[Items from a dataset]
================
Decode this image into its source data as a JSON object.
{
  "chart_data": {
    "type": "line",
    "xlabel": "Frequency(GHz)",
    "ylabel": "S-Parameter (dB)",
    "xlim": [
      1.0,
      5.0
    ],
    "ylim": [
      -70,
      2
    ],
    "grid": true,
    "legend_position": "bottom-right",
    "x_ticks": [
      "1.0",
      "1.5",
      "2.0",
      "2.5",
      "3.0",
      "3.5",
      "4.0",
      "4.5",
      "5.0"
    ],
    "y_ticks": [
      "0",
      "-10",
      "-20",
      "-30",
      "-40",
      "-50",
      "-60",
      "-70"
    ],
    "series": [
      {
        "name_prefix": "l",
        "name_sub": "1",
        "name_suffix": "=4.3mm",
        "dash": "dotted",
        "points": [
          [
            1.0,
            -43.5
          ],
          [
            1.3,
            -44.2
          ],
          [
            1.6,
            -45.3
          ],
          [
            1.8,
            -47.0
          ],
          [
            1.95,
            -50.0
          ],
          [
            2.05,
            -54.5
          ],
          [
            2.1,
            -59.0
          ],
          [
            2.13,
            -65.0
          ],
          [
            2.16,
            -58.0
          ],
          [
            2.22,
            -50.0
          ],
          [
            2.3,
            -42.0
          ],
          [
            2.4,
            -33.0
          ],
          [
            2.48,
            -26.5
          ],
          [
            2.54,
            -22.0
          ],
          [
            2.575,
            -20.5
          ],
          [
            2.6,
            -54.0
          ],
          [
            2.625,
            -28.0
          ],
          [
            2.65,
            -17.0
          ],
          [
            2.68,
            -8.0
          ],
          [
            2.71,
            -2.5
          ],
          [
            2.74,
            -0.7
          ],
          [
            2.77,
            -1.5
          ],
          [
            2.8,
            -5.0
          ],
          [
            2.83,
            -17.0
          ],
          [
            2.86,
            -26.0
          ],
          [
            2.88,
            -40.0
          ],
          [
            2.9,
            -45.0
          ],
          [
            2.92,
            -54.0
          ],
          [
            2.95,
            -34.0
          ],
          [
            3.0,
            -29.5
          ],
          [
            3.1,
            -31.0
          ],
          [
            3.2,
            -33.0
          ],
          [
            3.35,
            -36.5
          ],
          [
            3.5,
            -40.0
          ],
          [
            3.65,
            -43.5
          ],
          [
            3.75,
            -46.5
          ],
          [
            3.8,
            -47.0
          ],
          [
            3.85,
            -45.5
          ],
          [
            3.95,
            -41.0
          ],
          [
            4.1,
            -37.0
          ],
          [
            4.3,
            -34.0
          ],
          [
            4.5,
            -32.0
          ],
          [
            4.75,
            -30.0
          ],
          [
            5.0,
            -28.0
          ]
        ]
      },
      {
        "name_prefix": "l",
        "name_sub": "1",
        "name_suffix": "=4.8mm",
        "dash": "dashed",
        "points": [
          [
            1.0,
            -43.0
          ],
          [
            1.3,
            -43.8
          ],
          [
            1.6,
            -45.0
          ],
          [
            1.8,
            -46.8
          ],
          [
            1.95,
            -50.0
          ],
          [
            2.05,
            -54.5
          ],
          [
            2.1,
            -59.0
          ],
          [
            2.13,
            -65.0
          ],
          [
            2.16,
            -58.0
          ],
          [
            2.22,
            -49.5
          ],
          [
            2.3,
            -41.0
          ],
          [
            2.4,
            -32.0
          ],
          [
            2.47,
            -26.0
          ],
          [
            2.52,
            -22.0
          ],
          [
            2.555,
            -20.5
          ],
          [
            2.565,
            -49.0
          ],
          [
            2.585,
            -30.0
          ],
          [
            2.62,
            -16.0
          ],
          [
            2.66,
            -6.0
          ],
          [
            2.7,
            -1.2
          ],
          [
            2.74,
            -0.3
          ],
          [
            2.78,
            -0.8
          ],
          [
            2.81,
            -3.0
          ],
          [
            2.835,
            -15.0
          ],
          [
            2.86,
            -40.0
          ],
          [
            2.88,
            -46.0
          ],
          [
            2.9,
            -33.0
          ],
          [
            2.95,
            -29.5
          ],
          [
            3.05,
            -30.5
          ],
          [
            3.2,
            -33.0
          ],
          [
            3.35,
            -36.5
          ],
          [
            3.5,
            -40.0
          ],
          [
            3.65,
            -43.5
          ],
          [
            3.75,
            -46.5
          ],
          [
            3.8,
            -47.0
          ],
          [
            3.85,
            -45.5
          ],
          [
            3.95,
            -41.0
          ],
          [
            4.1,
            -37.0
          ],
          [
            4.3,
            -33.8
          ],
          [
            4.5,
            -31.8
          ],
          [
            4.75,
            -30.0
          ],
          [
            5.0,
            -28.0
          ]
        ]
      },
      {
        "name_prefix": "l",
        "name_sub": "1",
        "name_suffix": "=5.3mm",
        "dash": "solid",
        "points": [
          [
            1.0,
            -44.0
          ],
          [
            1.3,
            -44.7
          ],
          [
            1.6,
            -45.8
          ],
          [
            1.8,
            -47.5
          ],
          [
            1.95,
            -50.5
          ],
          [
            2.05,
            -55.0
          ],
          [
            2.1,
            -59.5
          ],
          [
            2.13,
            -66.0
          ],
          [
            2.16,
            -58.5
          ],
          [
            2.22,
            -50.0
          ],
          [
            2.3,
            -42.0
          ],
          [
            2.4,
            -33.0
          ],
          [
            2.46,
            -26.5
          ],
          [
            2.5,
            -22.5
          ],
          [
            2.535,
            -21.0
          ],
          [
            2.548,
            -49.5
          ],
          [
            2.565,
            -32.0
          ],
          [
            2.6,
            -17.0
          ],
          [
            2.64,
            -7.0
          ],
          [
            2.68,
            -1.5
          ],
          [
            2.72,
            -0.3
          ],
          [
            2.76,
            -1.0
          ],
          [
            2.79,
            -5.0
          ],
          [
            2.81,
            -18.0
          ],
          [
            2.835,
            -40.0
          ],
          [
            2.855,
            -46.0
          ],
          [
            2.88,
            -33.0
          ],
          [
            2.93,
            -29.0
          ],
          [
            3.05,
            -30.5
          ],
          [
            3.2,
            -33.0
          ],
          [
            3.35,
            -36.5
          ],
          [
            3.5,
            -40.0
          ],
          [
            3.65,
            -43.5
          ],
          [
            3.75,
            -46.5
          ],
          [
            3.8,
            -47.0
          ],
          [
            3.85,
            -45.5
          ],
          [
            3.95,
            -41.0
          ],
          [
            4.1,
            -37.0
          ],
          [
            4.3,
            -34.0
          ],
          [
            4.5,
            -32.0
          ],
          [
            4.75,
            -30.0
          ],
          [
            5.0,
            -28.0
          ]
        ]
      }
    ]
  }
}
================
= EXERCISE OBJECTIVE =
Show the data once more, exactly as it was written.

= EXERCISE RESULT =
Decode this image into its source data as a JSON object.
{
  "chart_data": {
    "type": "line",
    "xlabel": "Frequency(GHz)",
    "ylabel": "S-Parameter (dB)",
    "xlim": [
      1.0,
      5.0
    ],
    "ylim": [
      -70,
      2
    ],
    "grid": true,
    "legend_position": "bottom-right",
    "x_ticks": [
      "1.0",
      "1.5",
      "2.0",
      "2.5",
      "3.0",
      "3.5",
      "4.0",
      "4.5",
      "5.0"
    ],
    "y_ticks": [
      "0",
      "-10",
      "-20",
      "-30",
      "-40",
      "-50",
      "-60",
      "-70"
    ],
    "series": [
      {
        "name_prefix": "l",
        "name_sub": "1",
        "name_suffix": "=4.3mm",
        "dash": "dotted",
        "points": [
          [
            1.0,
            -43.5
          ],
          [
            1.3,
            -44.2
          ],
          [
            1.6,
            -45.3
          ],
          [
            1.8,
            -47.0
          ],
          [
            1.95,
            -50.0
          ],
          [
            2.05,
            -54.5
          ],
          [
            2.1,
            -59.0
          ],
          [
            2.13,
            -65.0
          ],
          [
            2.16,
            -58.0
          ],
          [
            2.22,
            -50.0
          ],
          [
            2.3,
            -42.0
          ],
          [
            2.4,
            -33.0
          ],
          [
            2.48,
            -26.5
          ],
          [
            2.54,
            -22.0
          ],
          [
            2.575,
            -20.5
          ],
          [
            2.6,
            -54.0
          ],
          [
            2.625,
            -28.0
          ],
          [
            2.65,
            -17.0
          ],
          [
            2.68,
            -8.0
          ],
          [
            2.71,
            -2.5
          ],
          [
            2.74,
            -0.7
          ],
          [
            2.77,
            -1.5
          ],
          [
            2.8,
            -5.0
          ],
          [
            2.83,
            -17.0
          ],
          [
            2.86,
            -26.0
          ],
          [
            2.88,
            -40.0
          ],
          [
            2.9,
            -45.0
          ],
          [
            2.92,
            -54.0
          ],
          [
            2.95,
            -34.0
          ],
          [
            3.0,
            -29.5
          ],
          [
            3.1,
            -31.0
          ],
          [
            3.2,
            -33.0
          ],
          [
            3.35,
            -36.5
          ],
          [
            3.5,
            -40.0
          ],
          [
            3.65,
            -43.5
          ],
          [
            3.75,
            -46.5
          ],
          [
            3.8,
            -47.0
          ],
          [
            3.85,
            -45.5
          ],
          [
            3.95,
            -41.0
          ],
          [
            4.1,
            -37.0
          ],
          [
            4.3,
            -34.0
          ],
          [
            4.5,
            -32.0
          ],
          [
            4.75,
            -30.0
          ],
          [
            5.0,
            -28.0
          ]
        ]
      },
      {
        "name_prefix": "l",
        "name_sub": "1",
        "name_suffix": "=4.8mm",
        "dash": "dashed",
        "points": [
          [
            1.0,
            -43.0
          ],
          [
            1.3,
            -43.8
          ],
          [
            1.6,
            -45.0
          ],
          [
            1.8,
            -46.8
          ],
          [
            1.95,
            -50.0
          ],
          [
            2.05,
            -54.5
          ],
          [
            2.1,
            -59.0
          ],
          [
            2.13,
            -65.0
          ],
          [
            2.16,
            -58.0
          ],
          [
            2.22,
            -49.5
          ],
          [
            2.3,
            -41.0
          ],
          [
            2.4,
            -32.0
          ],
          [
            2.47,
            -26.0
          ],
          [
            2.52,
            -22.0
          ],
          [
            2.555,
            -20.5
          ],
          [
            2.565,
            -49.0
          ],
          [
            2.585,
            -30.0
          ],
          [
            2.62,
            -16.0
          ],
          [
            2.66,
            -6.0
          ],
          [
            2.7,
            -1.2
          ],
          [
            2.74,
            -0.3
          ],
          [
            2.78,
            -0.8
          ],
          [
            2.81,
            -3.0
          ],
          [
            2.835,
            -15.0
          ],
          [
            2.86,
            -40.0
          ],
          [
            2.88,
            -46.0
          ],
          [
            2.9,
            -33.0
          ],
          [
            2.95,
            -29.5
          ],
          [
            3.05,
            -30.5
          ],
          [
            3.2,
            -33.0
          ],
          [
            3.35,
            -36.5
          ],
          [
            3.5,
            -40.0
          ],
          [
            3.65,
            -43.5
          ],
          [
            3.75,
            -46.5
          ],
          [
            3.8,
            -47.0
          ],
          [
            3.85,
            -45.5
          ],
          [
            3.95,
            -41.0
          ],
          [
            4.1,
            -37.0
          ],
          [
            4.3,
            -33.8
          ],
          [
            4.5,
            -31.8
          ],
          [
            4.75,
            -30.0
          ],
          [
            5.0,
            -28.0
          ]
        ]
      },
      {
        "name_prefix": "l",
        "name_sub": "1",
        "name_suffix": "=5.3mm",
        "dash": "solid",
        "points": [
          [
            1.0,
            -44.0
          ],
          [
            1.3,
            -44.7
          ],
          [
            1.6,
            -45.8
          ],
          [
            1.8,
            -47.5
          ],
          [
            1.95,
            -50.5
          ],
          [
            2.05,
            -55.0
          ],
          [
            2.1,
            -59.5
          ],
          [
            2.13,
            -66.0
          ],
          [
            2.16,
            -58.5
          ],
          [
            2.22,
            -50.0
          ],
          [
            2.3,
            -42.0
          ],
          [
            2.4,
            -33.0
          ],
          [
            2.46,
            -26.5
          ],
          [
            2.5,
            -22.5
          ],
          [
            2.535,
            -21.0
          ],
          [
            2.548,
            -49.5
          ],
          [
            2.565,
            -32.0
          ],
          [
            2.6,
            -17.0
          ],
          [
            2.64,
            -7.0
          ],
          [
            2.68,
            -1.5
          ],
          [
            2.72,
            -0.3
          ],
          [
            2.76,
            -1.0
          ],
          [
            2.79,
            -5.0
          ],
          [
            2.81,
            -18.0
          ],
          [
            2.835,
            -40.0
          ],
          [
            2.855,
            -46.0
          ],
          [
            2.88,
            -33.0
          ],
          [
            2.93,
            -29.0
          ],
          [
            3.05,
            -30.5
          ],
          [
            3.2,
            -33.0
          ],
          [
            3.35,
            -36.5
          ],
          [
            3.5,
            -40.0
          ],
          [
            3.65,
            -43.5
          ],
          [
            3.75,
            -46.5
          ],
          [
            3.8,
            -47.0
          ],
          [
            3.85,
            -45.5
          ],
          [
            3.95,
            -41.0
          ],
          [
            4.1,
            -37.0
          ],
          [
            4.3,
            -34.0
          ],
          [
            4.5,
            -32.0
          ],
          [
            4.75,
            -30.0
          ],
          [
            5.0,
            -28.0
          ]
        ]
      }
    ]
  }
}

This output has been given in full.